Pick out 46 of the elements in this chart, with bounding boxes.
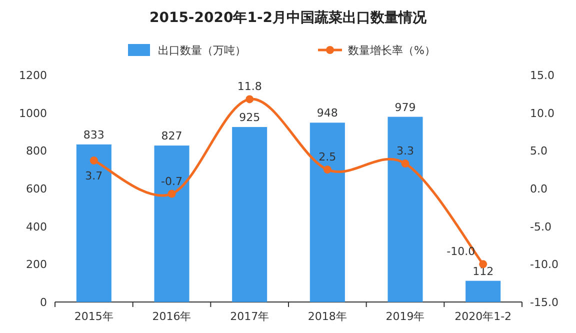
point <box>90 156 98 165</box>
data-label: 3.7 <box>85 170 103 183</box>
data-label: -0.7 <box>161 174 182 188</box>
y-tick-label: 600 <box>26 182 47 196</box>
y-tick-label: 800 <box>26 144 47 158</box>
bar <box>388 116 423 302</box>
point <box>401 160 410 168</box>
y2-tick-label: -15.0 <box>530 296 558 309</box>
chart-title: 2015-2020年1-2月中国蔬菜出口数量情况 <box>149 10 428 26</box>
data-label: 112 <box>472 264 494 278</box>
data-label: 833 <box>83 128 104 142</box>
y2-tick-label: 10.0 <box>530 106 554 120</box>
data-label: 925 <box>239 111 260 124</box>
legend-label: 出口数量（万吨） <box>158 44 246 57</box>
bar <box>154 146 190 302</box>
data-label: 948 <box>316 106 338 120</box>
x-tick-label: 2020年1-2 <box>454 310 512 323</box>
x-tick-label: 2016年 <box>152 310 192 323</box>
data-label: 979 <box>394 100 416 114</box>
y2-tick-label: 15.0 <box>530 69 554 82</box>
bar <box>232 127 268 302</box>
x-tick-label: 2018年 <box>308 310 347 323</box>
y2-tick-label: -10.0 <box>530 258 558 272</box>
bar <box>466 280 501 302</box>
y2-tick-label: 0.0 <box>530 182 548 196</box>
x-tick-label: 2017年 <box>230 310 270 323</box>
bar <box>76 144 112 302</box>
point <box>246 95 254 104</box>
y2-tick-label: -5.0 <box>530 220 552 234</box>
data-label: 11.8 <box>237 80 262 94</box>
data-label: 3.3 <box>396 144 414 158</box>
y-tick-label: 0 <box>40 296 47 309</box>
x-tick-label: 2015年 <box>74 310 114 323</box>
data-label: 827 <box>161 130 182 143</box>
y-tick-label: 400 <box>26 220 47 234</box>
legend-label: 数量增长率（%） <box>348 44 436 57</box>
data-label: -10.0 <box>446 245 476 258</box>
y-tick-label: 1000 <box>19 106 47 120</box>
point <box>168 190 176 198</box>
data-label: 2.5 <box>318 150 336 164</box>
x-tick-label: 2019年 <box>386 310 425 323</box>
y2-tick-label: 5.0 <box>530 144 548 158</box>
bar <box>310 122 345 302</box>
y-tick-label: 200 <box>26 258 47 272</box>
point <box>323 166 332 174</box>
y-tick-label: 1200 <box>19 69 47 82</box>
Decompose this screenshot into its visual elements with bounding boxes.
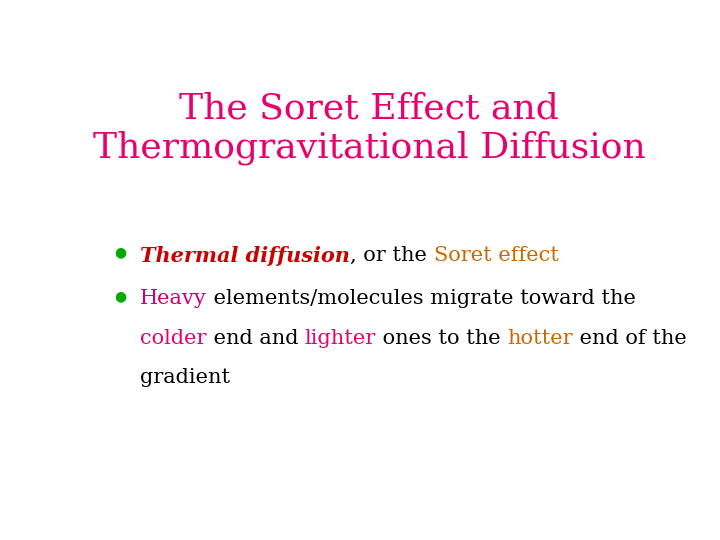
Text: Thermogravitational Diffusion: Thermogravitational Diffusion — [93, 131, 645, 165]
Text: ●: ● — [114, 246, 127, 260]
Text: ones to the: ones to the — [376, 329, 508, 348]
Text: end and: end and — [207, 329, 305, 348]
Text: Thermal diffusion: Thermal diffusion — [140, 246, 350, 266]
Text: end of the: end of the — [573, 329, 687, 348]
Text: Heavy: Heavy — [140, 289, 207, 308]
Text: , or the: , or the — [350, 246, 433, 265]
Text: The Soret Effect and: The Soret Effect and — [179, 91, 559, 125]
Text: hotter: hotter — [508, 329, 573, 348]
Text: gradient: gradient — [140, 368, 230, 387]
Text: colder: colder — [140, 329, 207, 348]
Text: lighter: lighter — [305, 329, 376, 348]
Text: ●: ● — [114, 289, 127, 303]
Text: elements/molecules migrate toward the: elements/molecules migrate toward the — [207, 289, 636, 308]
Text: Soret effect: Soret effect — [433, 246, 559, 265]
--
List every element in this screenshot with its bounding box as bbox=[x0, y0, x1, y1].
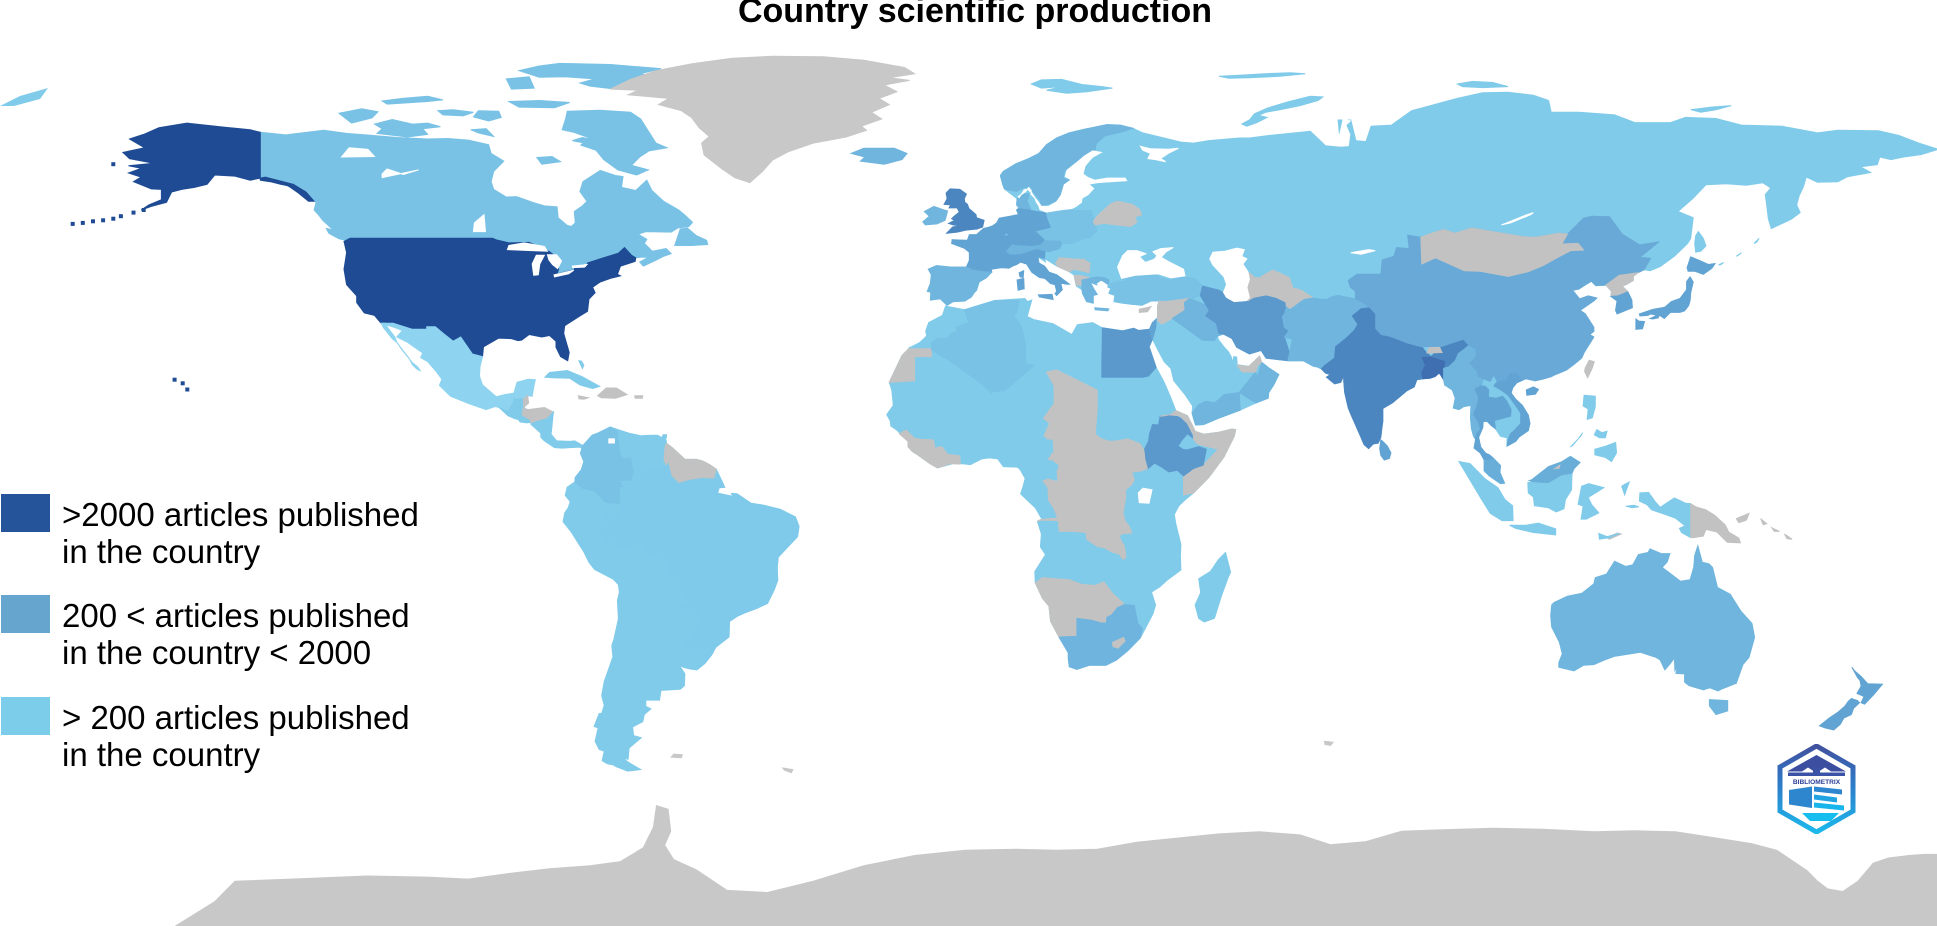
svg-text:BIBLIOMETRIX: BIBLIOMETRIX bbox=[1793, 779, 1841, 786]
* * *
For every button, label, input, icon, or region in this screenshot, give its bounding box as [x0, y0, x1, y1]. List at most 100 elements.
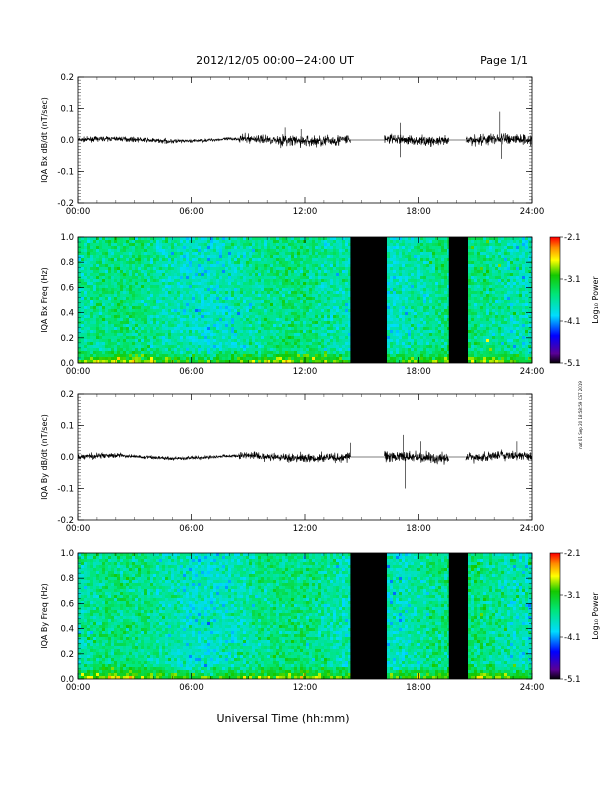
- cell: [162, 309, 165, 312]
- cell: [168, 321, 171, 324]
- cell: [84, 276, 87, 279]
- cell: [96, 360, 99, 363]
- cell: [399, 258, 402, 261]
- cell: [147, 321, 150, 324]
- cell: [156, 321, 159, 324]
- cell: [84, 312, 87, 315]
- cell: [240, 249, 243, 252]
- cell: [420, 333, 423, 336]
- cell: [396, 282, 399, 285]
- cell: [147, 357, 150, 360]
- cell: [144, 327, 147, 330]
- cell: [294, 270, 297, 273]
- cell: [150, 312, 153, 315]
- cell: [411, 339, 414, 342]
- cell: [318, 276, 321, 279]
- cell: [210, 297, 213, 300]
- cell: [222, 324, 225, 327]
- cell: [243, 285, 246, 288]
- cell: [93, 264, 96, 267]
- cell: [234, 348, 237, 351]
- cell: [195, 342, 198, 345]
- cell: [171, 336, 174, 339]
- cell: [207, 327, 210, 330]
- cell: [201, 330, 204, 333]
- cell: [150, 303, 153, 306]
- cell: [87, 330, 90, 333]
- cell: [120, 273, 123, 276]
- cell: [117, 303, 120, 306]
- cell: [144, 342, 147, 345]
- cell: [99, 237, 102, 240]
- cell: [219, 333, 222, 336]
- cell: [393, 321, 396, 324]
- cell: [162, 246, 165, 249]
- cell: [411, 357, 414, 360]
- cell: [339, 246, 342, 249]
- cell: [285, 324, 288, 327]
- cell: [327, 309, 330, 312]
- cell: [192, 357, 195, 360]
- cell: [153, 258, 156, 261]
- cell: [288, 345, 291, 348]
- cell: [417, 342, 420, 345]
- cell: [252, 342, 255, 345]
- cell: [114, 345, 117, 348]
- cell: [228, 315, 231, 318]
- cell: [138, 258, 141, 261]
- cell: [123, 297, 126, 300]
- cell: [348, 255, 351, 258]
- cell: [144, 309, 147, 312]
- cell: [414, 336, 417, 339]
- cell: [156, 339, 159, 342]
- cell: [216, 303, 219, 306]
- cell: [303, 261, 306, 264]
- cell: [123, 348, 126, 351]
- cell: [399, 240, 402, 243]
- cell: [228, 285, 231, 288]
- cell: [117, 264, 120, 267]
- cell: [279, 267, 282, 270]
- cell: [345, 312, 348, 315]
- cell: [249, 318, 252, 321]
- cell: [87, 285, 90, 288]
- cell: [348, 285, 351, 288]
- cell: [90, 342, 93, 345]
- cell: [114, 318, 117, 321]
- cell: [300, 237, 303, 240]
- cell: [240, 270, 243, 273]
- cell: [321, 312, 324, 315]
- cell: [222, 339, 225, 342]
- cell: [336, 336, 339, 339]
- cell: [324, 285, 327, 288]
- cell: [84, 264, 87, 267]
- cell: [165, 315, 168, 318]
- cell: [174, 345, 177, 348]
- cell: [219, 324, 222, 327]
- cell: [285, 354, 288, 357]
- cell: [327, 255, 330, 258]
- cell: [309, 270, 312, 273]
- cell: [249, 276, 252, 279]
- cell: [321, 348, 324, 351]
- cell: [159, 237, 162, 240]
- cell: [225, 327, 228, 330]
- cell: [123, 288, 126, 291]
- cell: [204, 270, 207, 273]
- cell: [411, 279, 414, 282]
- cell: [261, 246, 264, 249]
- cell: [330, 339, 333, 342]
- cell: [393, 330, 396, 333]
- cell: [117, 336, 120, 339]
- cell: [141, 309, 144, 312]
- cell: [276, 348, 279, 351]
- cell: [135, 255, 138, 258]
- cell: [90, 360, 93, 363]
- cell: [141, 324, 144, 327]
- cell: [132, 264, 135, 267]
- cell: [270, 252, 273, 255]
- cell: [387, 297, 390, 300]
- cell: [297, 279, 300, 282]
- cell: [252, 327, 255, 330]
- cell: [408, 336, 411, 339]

Given problem → Render the part of the records that opens with the line containing "Pick out 46" and closes with the line containing "point <box>323 166 332 174</box>" as a JSON list of strings, one string per line with blank lines omitted. Leave the pictures out of the list.

Solution for this task →
[
  "Pick out 46 of the elements in this chart, with bounding boxes.",
  "point <box>90 156 98 165</box>",
  "data-label: 3.7 <box>85 170 103 183</box>",
  "data-label: -0.7 <box>161 174 182 188</box>",
  "y-tick-label: 600 <box>26 182 47 196</box>",
  "y-tick-label: 800 <box>26 144 47 158</box>",
  "bar <box>388 116 423 302</box>",
  "point <box>401 160 410 168</box>",
  "y2-tick-label: -15.0 <box>530 296 558 309</box>",
  "chart-title: 2015-2020年1-2月中国蔬菜出口数量情况 <box>149 10 428 26</box>",
  "data-label: 112 <box>472 264 494 278</box>",
  "data-label: 833 <box>83 128 104 142</box>",
  "y2-tick-label: 10.0 <box>530 106 554 120</box>",
  "data-label: 925 <box>239 111 260 124</box>",
  "legend-label: 出口数量（万吨） <box>158 44 246 57</box>",
  "bar <box>154 146 190 302</box>",
  "data-label: 948 <box>316 106 338 120</box>",
  "x-tick-label: 2020年1-2 <box>454 310 512 323</box>",
  "x-tick-label: 2016年 <box>152 310 192 323</box>",
  "data-label: 979 <box>394 100 416 114</box>",
  "y2-tick-label: 15.0 <box>530 69 554 82</box>",
  "bar <box>232 127 268 302</box>",
  "x-tick-label: 2018年 <box>308 310 347 323</box>",
  "y2-tick-label: -10.0 <box>530 258 558 272</box>",
  "bar <box>466 280 501 302</box>",
  "y2-tick-label: 0.0 <box>530 182 548 196</box>",
  "x-tick-label: 2017年 <box>230 310 270 323</box>",
  "bar <box>76 144 112 302</box>",
  "point <box>246 95 254 104</box>",
  "y2-tick-label: -5.0 <box>530 220 552 234</box>",
  "data-label: 11.8 <box>237 80 262 94</box>",
  "data-label: 3.3 <box>396 144 414 158</box>",
  "y-tick-label: 0 <box>40 296 47 309</box>",
  "x-tick-label: 2015年 <box>74 310 114 323</box>",
  "data-label: 827 <box>161 130 182 143</box>",
  "y-tick-label: 400 <box>26 220 47 234</box>",
  "legend-label: 数量增长率（%） <box>348 44 436 57</box>",
  "data-label: -10.0 <box>446 245 476 258</box>",
  "y-tick-label: 1000 <box>19 106 47 120</box>",
  "point <box>168 190 176 198</box>",
  "data-label: 2.5 <box>318 150 336 164</box>",
  "x-tick-label: 2019年 <box>386 310 425 323</box>",
  "y2-tick-label: 5.0 <box>530 144 548 158</box>",
  "bar <box>310 122 345 302</box>",
  "y-tick-label: 200 <box>26 258 47 272</box>",
  "point <box>323 166 332 174</box>"
]